> [WORK REQUIRED]:
Your task is to extract every line from the material below exactly.

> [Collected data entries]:
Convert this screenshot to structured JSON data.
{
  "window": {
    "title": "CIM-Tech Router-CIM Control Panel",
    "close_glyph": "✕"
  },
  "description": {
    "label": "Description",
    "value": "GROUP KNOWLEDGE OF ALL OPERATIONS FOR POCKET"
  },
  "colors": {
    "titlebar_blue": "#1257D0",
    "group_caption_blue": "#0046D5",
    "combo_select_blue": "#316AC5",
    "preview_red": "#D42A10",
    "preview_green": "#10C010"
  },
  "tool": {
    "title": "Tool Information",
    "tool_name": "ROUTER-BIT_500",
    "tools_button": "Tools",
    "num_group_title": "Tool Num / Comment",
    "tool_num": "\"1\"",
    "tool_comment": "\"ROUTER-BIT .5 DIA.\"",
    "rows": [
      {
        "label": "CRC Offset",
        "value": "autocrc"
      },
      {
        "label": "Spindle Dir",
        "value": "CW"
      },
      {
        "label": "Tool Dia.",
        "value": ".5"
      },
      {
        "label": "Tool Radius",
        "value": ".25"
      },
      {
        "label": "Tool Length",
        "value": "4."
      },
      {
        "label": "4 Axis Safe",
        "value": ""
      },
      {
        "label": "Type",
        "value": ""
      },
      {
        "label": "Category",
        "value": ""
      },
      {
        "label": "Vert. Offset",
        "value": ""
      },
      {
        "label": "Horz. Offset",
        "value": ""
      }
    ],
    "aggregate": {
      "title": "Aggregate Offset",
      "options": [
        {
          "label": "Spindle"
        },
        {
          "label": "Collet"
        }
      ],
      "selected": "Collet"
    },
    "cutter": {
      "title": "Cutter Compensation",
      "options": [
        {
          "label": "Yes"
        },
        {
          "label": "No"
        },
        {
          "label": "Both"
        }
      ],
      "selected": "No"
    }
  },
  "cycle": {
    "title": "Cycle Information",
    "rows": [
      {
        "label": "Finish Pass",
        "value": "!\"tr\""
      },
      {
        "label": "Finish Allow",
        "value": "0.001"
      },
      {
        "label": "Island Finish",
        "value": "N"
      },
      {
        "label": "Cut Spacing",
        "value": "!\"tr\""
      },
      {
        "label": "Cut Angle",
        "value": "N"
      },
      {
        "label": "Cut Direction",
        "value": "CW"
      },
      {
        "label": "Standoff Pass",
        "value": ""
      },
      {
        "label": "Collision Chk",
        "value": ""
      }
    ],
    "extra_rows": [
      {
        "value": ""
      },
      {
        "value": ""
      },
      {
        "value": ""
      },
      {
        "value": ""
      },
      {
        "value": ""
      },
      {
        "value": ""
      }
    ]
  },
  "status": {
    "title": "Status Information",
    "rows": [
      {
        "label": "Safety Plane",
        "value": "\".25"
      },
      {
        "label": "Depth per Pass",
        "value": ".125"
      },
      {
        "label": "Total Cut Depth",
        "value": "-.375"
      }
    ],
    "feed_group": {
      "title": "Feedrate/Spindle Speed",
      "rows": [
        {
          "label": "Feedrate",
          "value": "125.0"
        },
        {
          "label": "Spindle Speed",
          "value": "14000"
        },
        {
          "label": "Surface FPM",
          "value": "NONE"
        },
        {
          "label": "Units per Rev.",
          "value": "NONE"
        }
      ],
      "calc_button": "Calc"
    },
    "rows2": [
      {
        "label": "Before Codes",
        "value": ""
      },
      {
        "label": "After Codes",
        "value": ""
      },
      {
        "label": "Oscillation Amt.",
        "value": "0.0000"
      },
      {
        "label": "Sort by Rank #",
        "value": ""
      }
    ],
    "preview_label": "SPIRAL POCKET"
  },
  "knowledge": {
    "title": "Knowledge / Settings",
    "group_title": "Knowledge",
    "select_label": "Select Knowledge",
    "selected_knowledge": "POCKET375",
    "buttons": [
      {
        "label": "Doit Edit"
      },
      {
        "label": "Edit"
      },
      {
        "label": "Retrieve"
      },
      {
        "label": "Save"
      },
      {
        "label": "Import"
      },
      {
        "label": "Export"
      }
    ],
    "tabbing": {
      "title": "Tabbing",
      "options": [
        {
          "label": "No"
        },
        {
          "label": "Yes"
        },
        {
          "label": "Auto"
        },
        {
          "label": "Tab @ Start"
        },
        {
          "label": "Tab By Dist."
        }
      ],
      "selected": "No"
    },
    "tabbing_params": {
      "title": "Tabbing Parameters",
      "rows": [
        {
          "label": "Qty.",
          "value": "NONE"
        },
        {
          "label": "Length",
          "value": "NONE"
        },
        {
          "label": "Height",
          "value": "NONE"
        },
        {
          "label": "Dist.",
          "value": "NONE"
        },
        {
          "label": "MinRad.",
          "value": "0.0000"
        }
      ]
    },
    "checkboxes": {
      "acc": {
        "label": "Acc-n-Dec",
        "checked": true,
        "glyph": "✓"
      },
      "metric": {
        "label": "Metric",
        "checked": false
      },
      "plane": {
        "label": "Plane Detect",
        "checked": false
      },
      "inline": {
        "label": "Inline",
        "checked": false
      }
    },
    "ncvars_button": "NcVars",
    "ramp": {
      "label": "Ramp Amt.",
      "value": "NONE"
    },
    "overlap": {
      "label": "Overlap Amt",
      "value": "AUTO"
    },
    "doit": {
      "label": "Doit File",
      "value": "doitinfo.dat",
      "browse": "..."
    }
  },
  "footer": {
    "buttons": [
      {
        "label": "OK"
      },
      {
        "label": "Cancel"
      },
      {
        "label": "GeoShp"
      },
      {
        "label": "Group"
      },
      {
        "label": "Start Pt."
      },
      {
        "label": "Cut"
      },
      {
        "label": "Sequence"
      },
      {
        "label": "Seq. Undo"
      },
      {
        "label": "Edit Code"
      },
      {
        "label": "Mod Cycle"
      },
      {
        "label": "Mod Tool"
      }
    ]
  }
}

> [SOLUTION FOR THIS EXERCISE]:
Convert this screenshot to structured JSON data.
{
  "window": {
    "title": "CIM-Tech Router-CIM Control Panel",
    "close_glyph": "✕"
  },
  "description": {
    "label": "Description",
    "value": "GROUP KNOWLEDGE OF ALL OPERATIONS FOR POCKET"
  },
  "colors": {
    "titlebar_blue": "#1257D0",
    "group_caption_blue": "#0046D5",
    "combo_select_blue": "#316AC5",
    "preview_red": "#D42A10",
    "preview_green": "#10C010"
  },
  "tool": {
    "title": "Tool Information",
    "tool_name": "ROUTER-BIT_500",
    "tools_button": "Tools",
    "num_group_title": "Tool Num / Comment",
    "tool_num": "\"1\"",
    "tool_comment": "\"ROUTER-BIT .5 DIA.\"",
    "rows": [
      {
        "label": "CRC Offset",
        "value": "autocrc"
      },
      {
        "label": "Spindle Dir",
        "value": "CW"
      },
      {
        "label": "Tool Dia.",
        "value": ".5"
      },
      {
        "label": "Tool Radius",
        "value": ".25"
      },
      {
        "label": "Tool Length",
        "value": "4."
      },
      {
        "label": "4 Axis Safe",
        "value": ""
      },
      {
        "label": "Type",
        "value": ""
      },
      {
        "label": "Category",
        "value": ""
      },
      {
        "label": "Vert. Offset",
        "value": ""
      },
      {
        "label": "Horz. Offset",
        "value": ""
      }
    ],
    "aggregate": {
      "title": "Aggregate Offset",
      "options": [
        {
          "label": "Spindle"
        },
        {
          "label": "Collet"
        }
      ],
      "selected": "Collet"
    },
    "cutter": {
      "title": "Cutter Compensation",
      "options": [
        {
          "label": "Yes"
        },
        {
          "label": "No"
        },
        {
          "label": "Both"
        }
      ],
      "selected": "No"
    }
  },
  "cycle": {
    "title": "Cycle Information",
    "rows": [
      {
        "label": "Finish Pass",
        "value": "!\"tr\""
      },
      {
        "label": "Finish Allow",
        "value": "0.001"
      },
      {
        "label": "Island Finish",
        "value": "N"
      },
      {
        "label": "Cut Spacing",
        "value": "!\"tr\""
      },
      {
        "label": "Cut Angle",
        "value": "N"
      },
      {
        "label": "Cut Direction",
        "value": "CW"
      },
      {
        "label": "Standoff Pass",
        "value": ""
      },
      {
        "label": "Collision Chk",
        "value": ""
      }
    ],
    "extra_rows": [
      {
        "value": ""
      },
      {
        "value": ""
      },
      {
        "value": ""
      },
      {
        "value": ""
      },
      {
        "value": ""
      },
      {
        "value": ""
      }
    ]
  },
  "status": {
    "title": "Status Information",
    "rows": [
      {
        "label": "Safety Plane",
        "value": "\".25"
      },
      {
        "label": "Depth per Pass",
        "value": ".125"
      },
      {
        "label": "Total Cut Depth",
        "value": "-.375"
      }
    ],
    "feed_group": {
      "title": "Feedrate/Spindle Speed",
      "rows": [
        {
          "label": "Feedrate",
          "value": "125.0"
        },
        {
          "label": "Spindle Speed",
          "value": "14000"
        },
        {
          "label": "Surface FPM",
          "value": "NONE"
        },
        {
          "label": "Units per Rev.",
          "value": "NONE"
        }
      ],
      "calc_button": "Calc"
    },
    "rows2": [
      {
        "label": "Before Codes",
        "value": ""
      },
      {
        "label": "After Codes",
        "value": ""
      },
      {
        "label": "Oscillation Amt.",
        "value": "0.0000"
      },
      {
        "label": "Sort by Rank #",
        "value": ""
      }
    ],
    "preview_label": "SPIRAL POCKET"
  },
  "knowledge": {
    "title": "Knowledge / Settings",
    "group_title": "Knowledge",
    "select_label": "Select Knowledge",
    "selected_knowledge": "POCKET375",
    "buttons": [
      {
        "label": "Doit Edit"
      },
      {
        "label": "Edit"
      },
      {
        "label": "Retrieve"
      },
      {
        "label": "Save"
      },
      {
        "label": "Import"
      },
      {
        "label": "Export"
      }
    ],
    "tabbing": {
      "title": "Tabbing",
      "options": [
        {
          "label": "No"
        },
        {
          "label": "Yes"
        },
        {
          "label": "Auto"
        },
        {
          "label": "Tab @ Start"
        },
        {
          "label": "Tab By Dist."
        }
      ],
      "selected": "No"
    },
    "tabbing_params": {
      "title": "Tabbing Parameters",
      "rows": [
        {
          "label": "Qty.",
          "value": "NONE"
        },
        {
          "label": "Length",
          "value": "NONE"
        },
        {
          "label": "Height",
          "value": "NONE"
        },
        {
          "label": "Dist.",
          "value": "NONE"
        },
        {
          "label": "MinRad.",
          "value": "0.0000"
        }
      ]
    },
    "checkboxes": {
      "acc": {
        "label": "Acc-n-Dec",
        "checked": true,
        "glyph": "✓"
      },
      "metric": {
        "label": "Metric",
        "checked": false
      },
      "plane": {
        "label": "Plane Detect",
        "checked": false
      },
      "inline": {
        "label": "Inline",
        "checked": false
      }
    },
    "ncvars_button": "NcVars",
    "ramp": {
      "label": "Ramp Amt.",
      "value": "NONE"
    },
    "overlap": {
      "label": "Overlap Amt",
      "value": "AUTO"
    },
    "doit": {
      "label": "Doit File",
      "value": "doitinfo.dat",
      "browse": "..."
    }
  },
  "footer": {
    "buttons": [
      {
        "label": "OK"
      },
      {
        "label": "Cancel"
      },
      {
        "label": "GeoShp"
      },
      {
        "label": "Group"
      },
      {
        "label": "Start Pt."
      },
      {
        "label": "Cut"
      },
      {
        "label": "Sequence"
      },
      {
        "label": "Seq. Undo"
      },
      {
        "label": "Edit Code"
      },
      {
        "label": "Mod Cycle"
      },
      {
        "label": "Mod Tool"
      }
    ]
  }
}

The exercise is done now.